-- start of INFORMATION GIVEN --

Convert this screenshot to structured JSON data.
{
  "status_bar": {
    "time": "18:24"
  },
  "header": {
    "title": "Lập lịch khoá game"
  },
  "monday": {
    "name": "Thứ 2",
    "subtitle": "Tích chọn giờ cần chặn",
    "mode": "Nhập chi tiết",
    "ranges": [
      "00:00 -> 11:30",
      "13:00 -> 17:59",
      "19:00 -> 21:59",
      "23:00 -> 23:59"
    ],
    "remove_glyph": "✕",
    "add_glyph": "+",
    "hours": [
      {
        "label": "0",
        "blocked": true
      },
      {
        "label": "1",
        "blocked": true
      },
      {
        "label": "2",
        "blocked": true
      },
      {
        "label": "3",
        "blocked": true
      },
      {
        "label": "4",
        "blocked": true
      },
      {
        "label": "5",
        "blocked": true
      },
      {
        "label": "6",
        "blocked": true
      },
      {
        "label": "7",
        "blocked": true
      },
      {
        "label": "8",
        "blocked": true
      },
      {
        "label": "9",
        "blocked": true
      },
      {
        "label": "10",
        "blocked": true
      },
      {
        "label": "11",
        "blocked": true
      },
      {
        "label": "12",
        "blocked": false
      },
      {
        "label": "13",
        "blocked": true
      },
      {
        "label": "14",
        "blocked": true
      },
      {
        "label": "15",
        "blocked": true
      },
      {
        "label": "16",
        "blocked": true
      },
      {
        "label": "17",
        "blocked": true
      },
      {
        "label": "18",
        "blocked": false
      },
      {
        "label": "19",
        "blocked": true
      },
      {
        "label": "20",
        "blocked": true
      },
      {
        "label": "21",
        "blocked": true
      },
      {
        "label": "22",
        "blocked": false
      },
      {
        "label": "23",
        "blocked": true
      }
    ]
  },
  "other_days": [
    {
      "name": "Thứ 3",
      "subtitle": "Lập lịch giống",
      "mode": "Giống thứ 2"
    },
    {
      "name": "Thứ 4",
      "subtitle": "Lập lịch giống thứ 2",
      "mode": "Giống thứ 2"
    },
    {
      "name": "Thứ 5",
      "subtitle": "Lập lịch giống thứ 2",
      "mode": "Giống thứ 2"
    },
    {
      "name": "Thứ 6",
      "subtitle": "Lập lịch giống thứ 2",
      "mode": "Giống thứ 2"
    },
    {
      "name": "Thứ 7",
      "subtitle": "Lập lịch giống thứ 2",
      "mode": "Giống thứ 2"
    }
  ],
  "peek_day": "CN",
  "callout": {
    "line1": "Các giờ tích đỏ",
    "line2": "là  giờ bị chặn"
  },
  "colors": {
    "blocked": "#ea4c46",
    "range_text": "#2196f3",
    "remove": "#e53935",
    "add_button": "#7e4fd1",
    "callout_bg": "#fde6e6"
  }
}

-- end of INFORMATION GIVEN --

WRITTEN INSTRUCTION:
Repeat the material above in full, exactly as it stands.

RESULT:
Convert this screenshot to structured JSON data.
{
  "status_bar": {
    "time": "18:24"
  },
  "header": {
    "title": "Lập lịch khoá game"
  },
  "monday": {
    "name": "Thứ 2",
    "subtitle": "Tích chọn giờ cần chặn",
    "mode": "Nhập chi tiết",
    "ranges": [
      "00:00 -> 11:30",
      "13:00 -> 17:59",
      "19:00 -> 21:59",
      "23:00 -> 23:59"
    ],
    "remove_glyph": "✕",
    "add_glyph": "+",
    "hours": [
      {
        "label": "0",
        "blocked": true
      },
      {
        "label": "1",
        "blocked": true
      },
      {
        "label": "2",
        "blocked": true
      },
      {
        "label": "3",
        "blocked": true
      },
      {
        "label": "4",
        "blocked": true
      },
      {
        "label": "5",
        "blocked": true
      },
      {
        "label": "6",
        "blocked": true
      },
      {
        "label": "7",
        "blocked": true
      },
      {
        "label": "8",
        "blocked": true
      },
      {
        "label": "9",
        "blocked": true
      },
      {
        "label": "10",
        "blocked": true
      },
      {
        "label": "11",
        "blocked": true
      },
      {
        "label": "12",
        "blocked": false
      },
      {
        "label": "13",
        "blocked": true
      },
      {
        "label": "14",
        "blocked": true
      },
      {
        "label": "15",
        "blocked": true
      },
      {
        "label": "16",
        "blocked": true
      },
      {
        "label": "17",
        "blocked": true
      },
      {
        "label": "18",
        "blocked": false
      },
      {
        "label": "19",
        "blocked": true
      },
      {
        "label": "20",
        "blocked": true
      },
      {
        "label": "21",
        "blocked": true
      },
      {
        "label": "22",
        "blocked": false
      },
      {
        "label": "23",
        "blocked": true
      }
    ]
  },
  "other_days": [
    {
      "name": "Thứ 3",
      "subtitle": "Lập lịch giống",
      "mode": "Giống thứ 2"
    },
    {
      "name": "Thứ 4",
      "subtitle": "Lập lịch giống thứ 2",
      "mode": "Giống thứ 2"
    },
    {
      "name": "Thứ 5",
      "subtitle": "Lập lịch giống thứ 2",
      "mode": "Giống thứ 2"
    },
    {
      "name": "Thứ 6",
      "subtitle": "Lập lịch giống thứ 2",
      "mode": "Giống thứ 2"
    },
    {
      "name": "Thứ 7",
      "subtitle": "Lập lịch giống thứ 2",
      "mode": "Giống thứ 2"
    }
  ],
  "peek_day": "CN",
  "callout": {
    "line1": "Các giờ tích đỏ",
    "line2": "là  giờ bị chặn"
  },
  "colors": {
    "blocked": "#ea4c46",
    "range_text": "#2196f3",
    "remove": "#e53935",
    "add_button": "#7e4fd1",
    "callout_bg": "#fde6e6"
  }
}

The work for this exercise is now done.